**Given request:** Pull every line holding the string "посвященная" from the records below.

**Provided data:**

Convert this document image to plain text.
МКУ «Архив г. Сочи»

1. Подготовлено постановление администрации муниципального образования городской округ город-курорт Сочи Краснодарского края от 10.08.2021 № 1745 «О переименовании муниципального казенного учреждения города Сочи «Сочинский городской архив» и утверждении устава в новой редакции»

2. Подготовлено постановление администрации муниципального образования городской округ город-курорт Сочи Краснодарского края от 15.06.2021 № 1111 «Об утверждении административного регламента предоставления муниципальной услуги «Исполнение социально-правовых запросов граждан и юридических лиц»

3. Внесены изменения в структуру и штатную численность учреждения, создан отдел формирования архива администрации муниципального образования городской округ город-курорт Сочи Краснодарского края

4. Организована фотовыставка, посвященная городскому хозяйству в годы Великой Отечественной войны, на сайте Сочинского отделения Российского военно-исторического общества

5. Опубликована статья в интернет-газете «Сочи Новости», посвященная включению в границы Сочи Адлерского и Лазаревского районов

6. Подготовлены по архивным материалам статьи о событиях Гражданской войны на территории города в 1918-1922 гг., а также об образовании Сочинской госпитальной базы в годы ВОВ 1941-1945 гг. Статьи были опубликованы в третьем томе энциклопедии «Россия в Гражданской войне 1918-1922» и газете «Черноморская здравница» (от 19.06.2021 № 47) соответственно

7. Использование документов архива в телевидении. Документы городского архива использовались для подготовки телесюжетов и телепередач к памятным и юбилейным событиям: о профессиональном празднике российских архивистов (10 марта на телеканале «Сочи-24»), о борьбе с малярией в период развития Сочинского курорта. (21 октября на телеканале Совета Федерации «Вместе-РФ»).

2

**Task solution:**
4. Организована фотовыставка, посвященная городскому хозяйству в годы Великой Отечественной войны, на сайте Сочинского отделения Российского военно-исторического общества
5. Опубликована статья в интернет-газете «Сочи Новости», посвященная включению в границы Сочи Адлерского и Лазаревского районов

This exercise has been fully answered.